_Instructions for the task_
The entries need to be copied exactly.

[Saved entries]
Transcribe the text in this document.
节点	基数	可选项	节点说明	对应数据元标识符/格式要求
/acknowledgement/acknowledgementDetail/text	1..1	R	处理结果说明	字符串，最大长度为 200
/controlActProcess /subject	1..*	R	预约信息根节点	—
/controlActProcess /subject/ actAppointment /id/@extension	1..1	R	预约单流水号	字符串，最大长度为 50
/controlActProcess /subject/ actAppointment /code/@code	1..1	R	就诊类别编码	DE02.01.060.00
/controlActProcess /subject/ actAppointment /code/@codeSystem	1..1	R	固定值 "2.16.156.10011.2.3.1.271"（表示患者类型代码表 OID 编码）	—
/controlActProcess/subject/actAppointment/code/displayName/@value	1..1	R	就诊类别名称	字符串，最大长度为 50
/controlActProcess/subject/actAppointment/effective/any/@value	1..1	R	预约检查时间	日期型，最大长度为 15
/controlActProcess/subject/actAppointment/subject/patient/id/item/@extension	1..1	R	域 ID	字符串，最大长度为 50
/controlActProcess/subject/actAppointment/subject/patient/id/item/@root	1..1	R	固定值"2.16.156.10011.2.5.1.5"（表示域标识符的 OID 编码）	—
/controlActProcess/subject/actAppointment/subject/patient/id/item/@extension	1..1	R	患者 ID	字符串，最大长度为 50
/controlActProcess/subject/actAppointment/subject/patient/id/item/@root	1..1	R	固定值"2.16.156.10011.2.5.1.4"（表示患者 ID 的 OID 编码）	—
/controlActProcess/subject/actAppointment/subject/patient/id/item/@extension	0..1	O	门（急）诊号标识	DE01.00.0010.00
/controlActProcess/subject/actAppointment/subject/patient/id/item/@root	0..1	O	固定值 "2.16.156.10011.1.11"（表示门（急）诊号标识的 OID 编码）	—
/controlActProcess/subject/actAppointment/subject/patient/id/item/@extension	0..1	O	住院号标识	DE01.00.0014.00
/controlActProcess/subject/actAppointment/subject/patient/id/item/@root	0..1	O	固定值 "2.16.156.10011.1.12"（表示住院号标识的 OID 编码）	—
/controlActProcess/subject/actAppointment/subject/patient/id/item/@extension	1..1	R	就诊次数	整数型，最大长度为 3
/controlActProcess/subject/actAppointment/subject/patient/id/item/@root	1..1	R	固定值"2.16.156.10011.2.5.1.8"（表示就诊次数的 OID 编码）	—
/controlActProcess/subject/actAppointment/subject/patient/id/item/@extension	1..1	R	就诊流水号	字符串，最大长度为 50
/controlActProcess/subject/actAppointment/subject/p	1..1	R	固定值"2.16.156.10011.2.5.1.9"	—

_Finished exercise_
Transcribe the text in this document.
节点	基数	可选项	节点说明	对应数据元标识符/格式要求
/acknowledgement/acknowledgementDetail/text	1..1	R	处理结果说明	字符串，最大长度为 200
/controlActProcess /subject	1..*	R	预约信息根节点	—
/controlActProcess /subject/ actAppointment /id/@extension	1..1	R	预约单流水号	字符串，最大长度为 50
/controlActProcess /subject/ actAppointment /code/@code	1..1	R	就诊类别编码	DE02.01.060.00
/controlActProcess /subject/ actAppointment /code/@codeSystem	1..1	R	固定值 "2.16.156.10011.2.3.1.271"（表示患者类型代码表 OID 编码）	—
/controlActProcess/subject/actAppointment/code/displayName/@value	1..1	R	就诊类别名称	字符串，最大长度为 50
/controlActProcess/subject/actAppointment/effective/any/@value	1..1	R	预约检查时间	日期型，最大长度为 15
/controlActProcess/subject/actAppointment/subject/patient/id/item/@extension	1..1	R	域 ID	字符串，最大长度为 50
/controlActProcess/subject/actAppointment/subject/patient/id/item/@root	1..1	R	固定值"2.16.156.10011.2.5.1.5"（表示域标识符的 OID 编码）	—
/controlActProcess/subject/actAppointment/subject/patient/id/item/@extension	1..1	R	患者 ID	字符串，最大长度为 50
/controlActProcess/subject/actAppointment/subject/patient/id/item/@root	1..1	R	固定值"2.16.156.10011.2.5.1.4"（表示患者 ID 的 OID 编码）	—
/controlActProcess/subject/actAppointment/subject/patient/id/item/@extension	0..1	O	门（急）诊号标识	DE01.00.0010.00
/controlActProcess/subject/actAppointment/subject/patient/id/item/@root	0..1	O	固定值 "2.16.156.10011.1.11"（表示门（急）诊号标识的 OID 编码）	—
/controlActProcess/subject/actAppointment/subject/patient/id/item/@extension	0..1	O	住院号标识	DE01.00.0014.00
/controlActProcess/subject/actAppointment/subject/patient/id/item/@root	0..1	O	固定值 "2.16.156.10011.1.12"（表示住院号标识的 OID 编码）	—
/controlActProcess/subject/actAppointment/subject/patient/id/item/@extension	1..1	R	就诊次数	整数型，最大长度为 3
/controlActProcess/subject/actAppointment/subject/patient/id/item/@root	1..1	R	固定值"2.16.156.10011.2.5.1.8"（表示就诊次数的 OID 编码）	—
/controlActProcess/subject/actAppointment/subject/patient/id/item/@extension	1..1	R	就诊流水号	字符串，最大长度为 50
/controlActProcess/subject/actAppointment/subject/p	1..1	R	固定值"2.16.156.10011.2.5.1.9"	—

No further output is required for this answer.